- Exercise prompt -
Write the listing out again, all of it, word for word.

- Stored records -
════════════════════

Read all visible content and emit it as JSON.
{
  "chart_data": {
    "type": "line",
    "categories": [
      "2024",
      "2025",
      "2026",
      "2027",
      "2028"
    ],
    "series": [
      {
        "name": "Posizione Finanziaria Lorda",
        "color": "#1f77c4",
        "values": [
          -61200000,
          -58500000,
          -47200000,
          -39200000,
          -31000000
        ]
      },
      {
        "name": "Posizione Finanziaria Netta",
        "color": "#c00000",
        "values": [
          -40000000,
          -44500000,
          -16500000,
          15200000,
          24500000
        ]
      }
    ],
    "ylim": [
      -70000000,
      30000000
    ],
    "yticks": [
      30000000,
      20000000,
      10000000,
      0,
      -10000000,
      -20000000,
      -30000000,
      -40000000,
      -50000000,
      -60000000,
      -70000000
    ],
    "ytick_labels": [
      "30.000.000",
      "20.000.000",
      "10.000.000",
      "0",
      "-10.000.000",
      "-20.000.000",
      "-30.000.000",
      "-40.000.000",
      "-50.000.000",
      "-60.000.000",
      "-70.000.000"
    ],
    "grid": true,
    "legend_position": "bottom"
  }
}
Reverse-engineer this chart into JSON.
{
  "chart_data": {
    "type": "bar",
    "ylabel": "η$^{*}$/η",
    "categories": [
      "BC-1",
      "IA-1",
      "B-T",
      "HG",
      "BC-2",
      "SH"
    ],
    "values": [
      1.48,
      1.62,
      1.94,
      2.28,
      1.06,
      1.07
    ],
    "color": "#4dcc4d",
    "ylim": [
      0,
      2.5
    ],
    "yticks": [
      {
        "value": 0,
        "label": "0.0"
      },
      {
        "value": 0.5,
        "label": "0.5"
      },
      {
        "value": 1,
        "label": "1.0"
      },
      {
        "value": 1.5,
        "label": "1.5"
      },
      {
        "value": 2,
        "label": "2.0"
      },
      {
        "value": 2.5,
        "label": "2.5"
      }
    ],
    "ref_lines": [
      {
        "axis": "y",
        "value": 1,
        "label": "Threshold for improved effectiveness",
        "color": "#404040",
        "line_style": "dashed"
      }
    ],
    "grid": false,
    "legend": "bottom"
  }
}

════════════════════

- Task answer -
Read all visible content and emit it as JSON.
{
  "chart_data": {
    "type": "line",
    "categories": [
      "2024",
      "2025",
      "2026",
      "2027",
      "2028"
    ],
    "series": [
      {
        "name": "Posizione Finanziaria Lorda",
        "color": "#1f77c4",
        "values": [
          -61200000,
          -58500000,
          -47200000,
          -39200000,
          -31000000
        ]
      },
      {
        "name": "Posizione Finanziaria Netta",
        "color": "#c00000",
        "values": [
          -40000000,
          -44500000,
          -16500000,
          15200000,
          24500000
        ]
      }
    ],
    "ylim": [
      -70000000,
      30000000
    ],
    "yticks": [
      30000000,
      20000000,
      10000000,
      0,
      -10000000,
      -20000000,
      -30000000,
      -40000000,
      -50000000,
      -60000000,
      -70000000
    ],
    "ytick_labels": [
      "30.000.000",
      "20.000.000",
      "10.000.000",
      "0",
      "-10.000.000",
      "-20.000.000",
      "-30.000.000",
      "-40.000.000",
      "-50.000.000",
      "-60.000.000",
      "-70.000.000"
    ],
    "grid": true,
    "legend_position": "bottom"
  }
}
Reverse-engineer this chart into JSON.
{
  "chart_data": {
    "type": "bar",
    "ylabel": "η$^{*}$/η",
    "categories": [
      "BC-1",
      "IA-1",
      "B-T",
      "HG",
      "BC-2",
      "SH"
    ],
    "values": [
      1.48,
      1.62,
      1.94,
      2.28,
      1.06,
      1.07
    ],
    "color": "#4dcc4d",
    "ylim": [
      0,
      2.5
    ],
    "yticks": [
      {
        "value": 0,
        "label": "0.0"
      },
      {
        "value": 0.5,
        "label": "0.5"
      },
      {
        "value": 1,
        "label": "1.0"
      },
      {
        "value": 1.5,
        "label": "1.5"
      },
      {
        "value": 2,
        "label": "2.0"
      },
      {
        "value": 2.5,
        "label": "2.5"
      }
    ],
    "ref_lines": [
      {
        "axis": "y",
        "value": 1,
        "label": "Threshold for improved effectiveness",
        "color": "#404040",
        "line_style": "dashed"
      }
    ],
    "grid": false,
    "legend": "bottom"
  }
}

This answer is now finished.